* BEGIN *

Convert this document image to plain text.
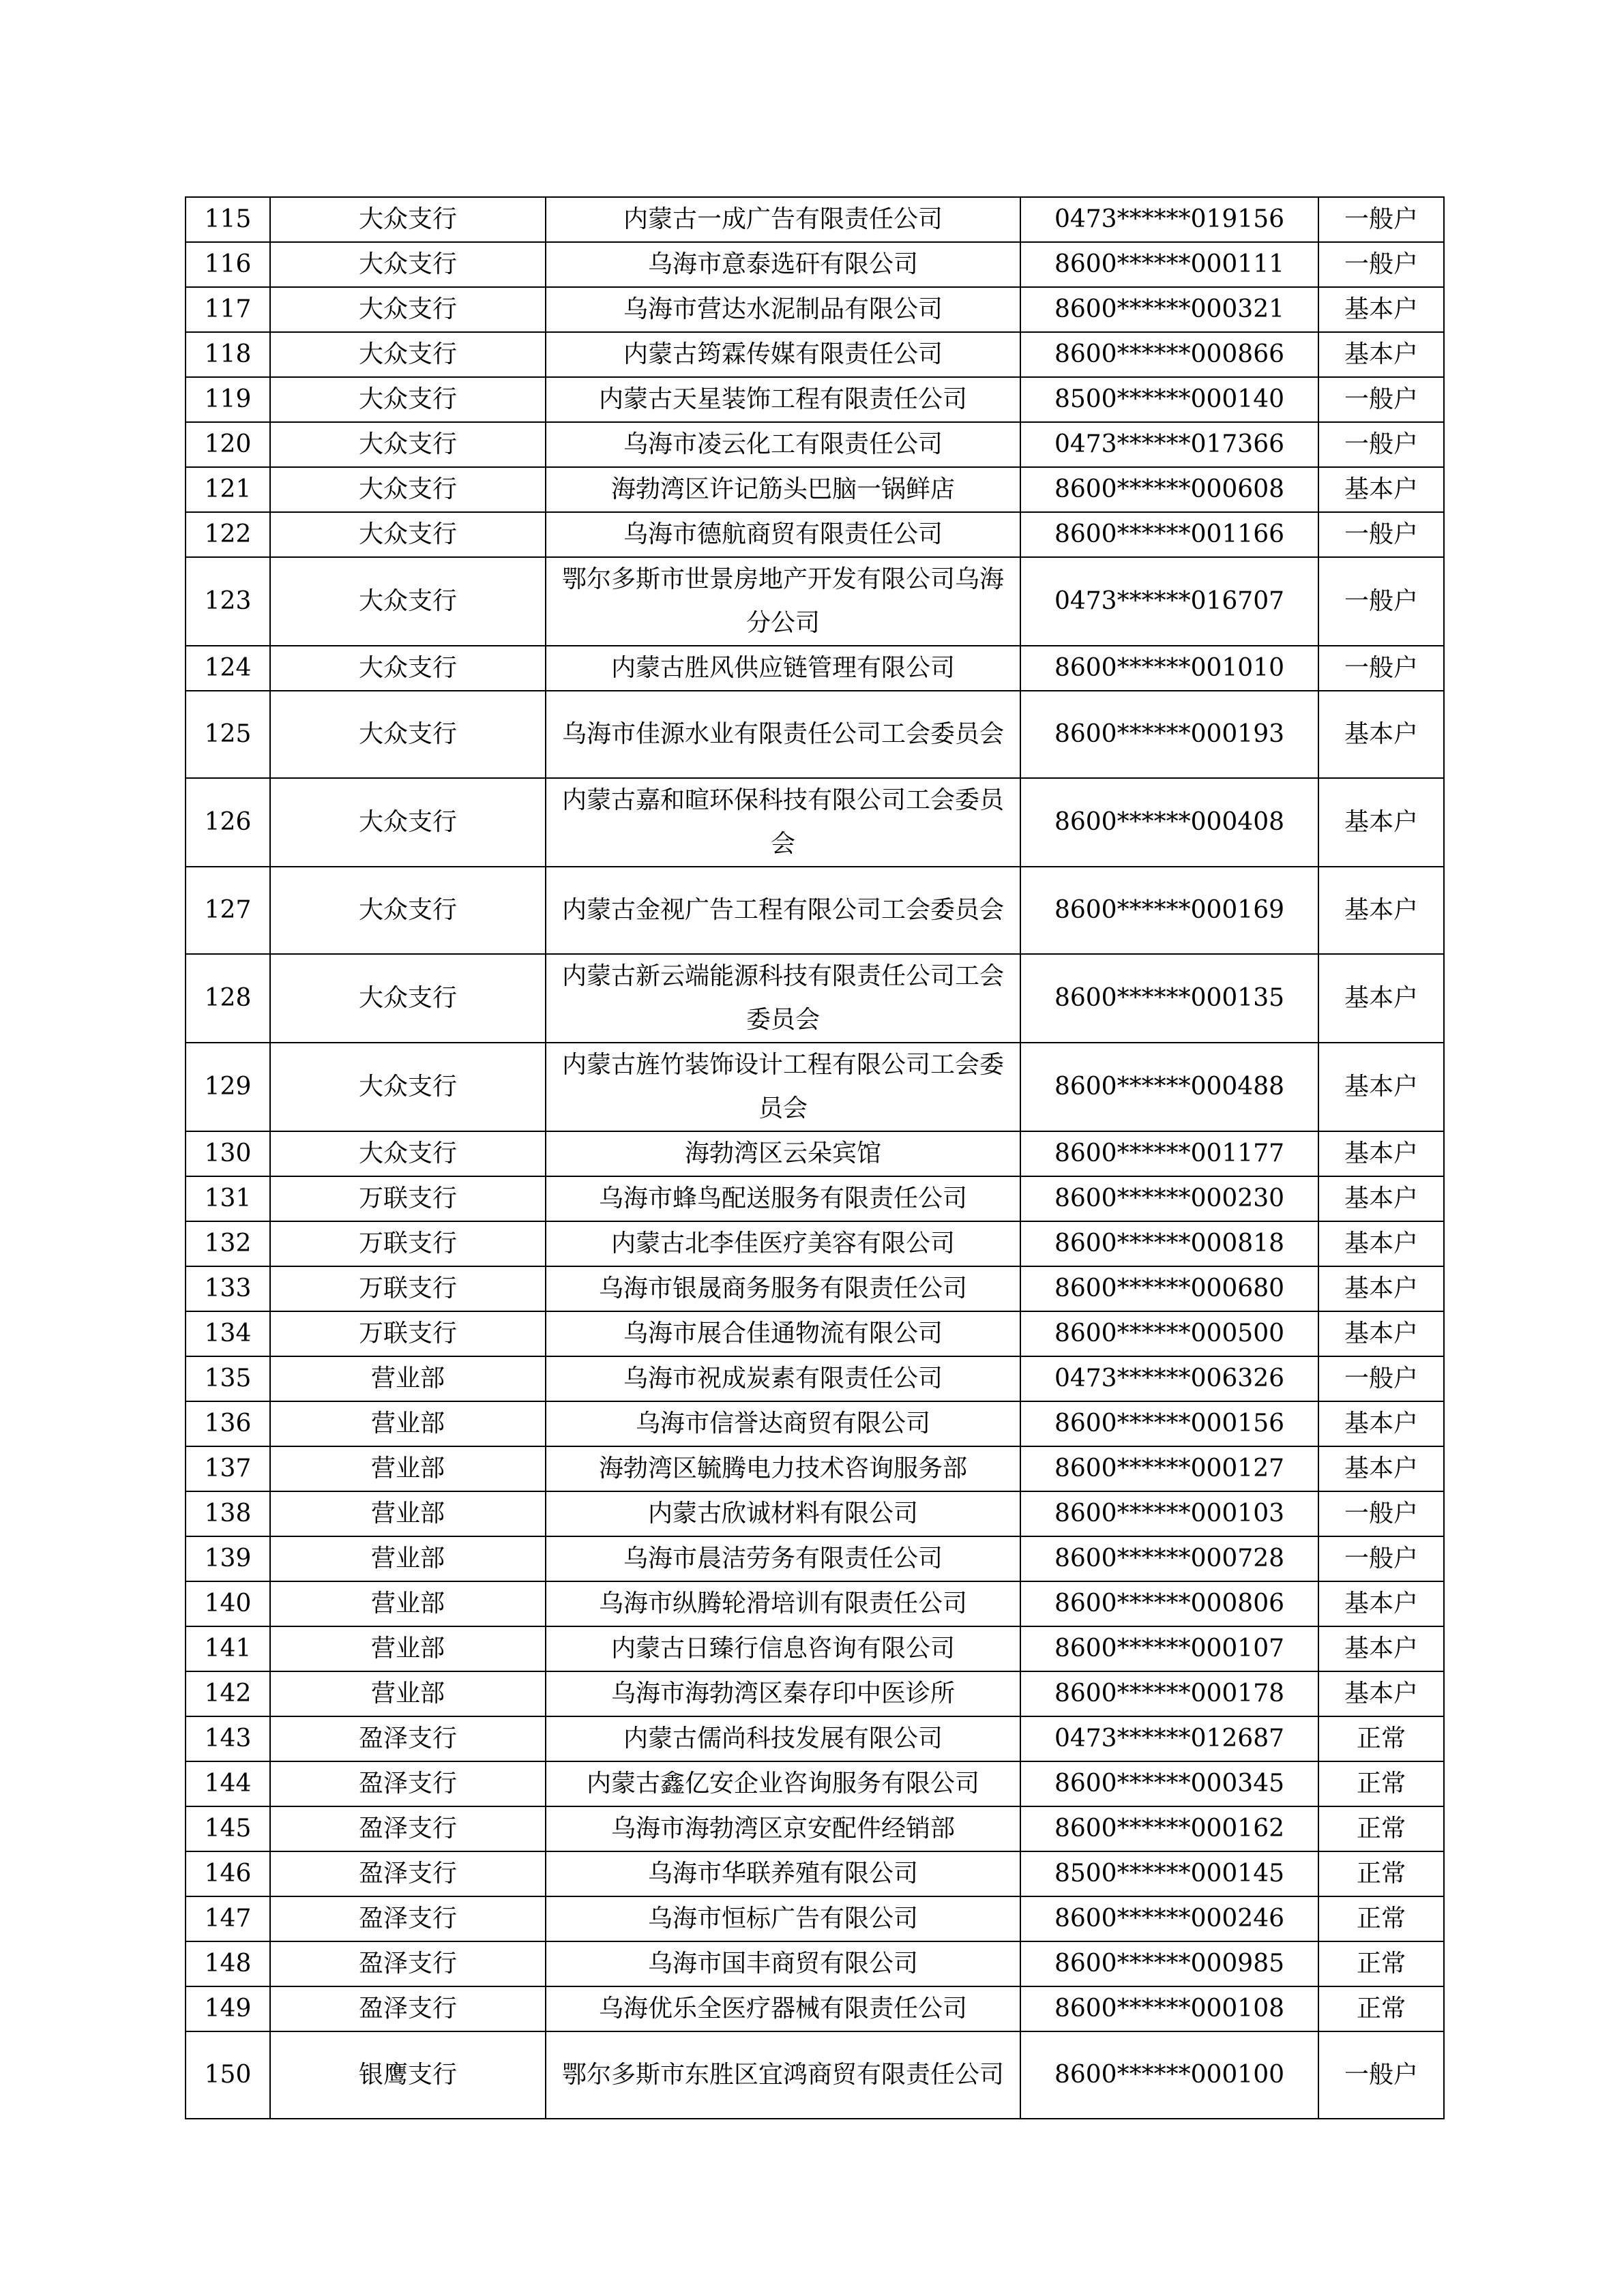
115	大众支行	内蒙古一成广告有限责任公司	0473******019156	一般户
116	大众支行	乌海市意泰选矸有限公司	8600******000111	一般户
117	大众支行	乌海市营达水泥制品有限公司	8600******000321	基本户
118	大众支行	内蒙古筠霖传媒有限责任公司	8600******000866	基本户
119	大众支行	内蒙古天星装饰工程有限责任公司	8500******000140	一般户
120	大众支行	乌海市凌云化工有限责任公司	0473******017366	一般户
121	大众支行	海勃湾区许记筋头巴脑一锅鲜店	8600******000608	基本户
122	大众支行	乌海市德航商贸有限责任公司	8600******001166	一般户
123	大众支行	鄂尔多斯市世景房地产开发有限公司乌海分公司	0473******016707	一般户
124	大众支行	内蒙古胜风供应链管理有限公司	8600******001010	一般户
125	大众支行	乌海市佳源水业有限责任公司工会委员会	8600******000193	基本户
126	大众支行	内蒙古嘉和暄环保科技有限公司工会委员会	8600******000408	基本户
127	大众支行	内蒙古金视广告工程有限公司工会委员会	8600******000169	基本户
128	大众支行	内蒙古新云端能源科技有限责任公司工会委员会	8600******000135	基本户
129	大众支行	内蒙古旌竹装饰设计工程有限公司工会委员会	8600******000488	基本户
130	大众支行	海勃湾区云朵宾馆	8600******001177	基本户
131	万联支行	乌海市蜂鸟配送服务有限责任公司	8600******000230	基本户
132	万联支行	内蒙古北李佳医疗美容有限公司	8600******000818	基本户
133	万联支行	乌海市银晟商务服务有限责任公司	8600******000680	基本户
134	万联支行	乌海市展合佳通物流有限公司	8600******000500	基本户
135	营业部	乌海市祝成炭素有限责任公司	0473******006326	一般户
136	营业部	乌海市信誉达商贸有限公司	8600******000156	基本户
137	营业部	海勃湾区毓腾电力技术咨询服务部	8600******000127	基本户
138	营业部	内蒙古欣诚材料有限公司	8600******000103	一般户
139	营业部	乌海市晨洁劳务有限责任公司	8600******000728	一般户
140	营业部	乌海市纵腾轮滑培训有限责任公司	8600******000806	基本户
141	营业部	内蒙古日臻行信息咨询有限公司	8600******000107	基本户
142	营业部	乌海市海勃湾区秦存印中医诊所	8600******000178	基本户
143	盈泽支行	内蒙古儒尚科技发展有限公司	0473******012687	正常
144	盈泽支行	内蒙古鑫亿安企业咨询服务有限公司	8600******000345	正常
145	盈泽支行	乌海市海勃湾区京安配件经销部	8600******000162	正常
146	盈泽支行	乌海市华联养殖有限公司	8500******000145	正常
147	盈泽支行	乌海市恒标广告有限公司	8600******000246	正常
148	盈泽支行	乌海市国丰商贸有限公司	8600******000985	正常
149	盈泽支行	乌海优乐全医疗器械有限责任公司	8600******000108	正常
150	银鹰支行	鄂尔多斯市东胜区宜鸿商贸有限责任公司	8600******000100	一般户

* END *

Stated problem: Track down the lines that include the word "盈泽支行" and copy them.

Correct response:
143	盈泽支行	内蒙古儒尚科技发展有限公司	0473******012687	正常
144	盈泽支行	内蒙古鑫亿安企业咨询服务有限公司	8600******000345	正常
145	盈泽支行	乌海市海勃湾区京安配件经销部	8600******000162	正常
146	盈泽支行	乌海市华联养殖有限公司	8500******000145	正常
147	盈泽支行	乌海市恒标广告有限公司	8600******000246	正常
148	盈泽支行	乌海市国丰商贸有限公司	8600******000985	正常
149	盈泽支行	乌海优乐全医疗器械有限责任公司	8600******000108	正常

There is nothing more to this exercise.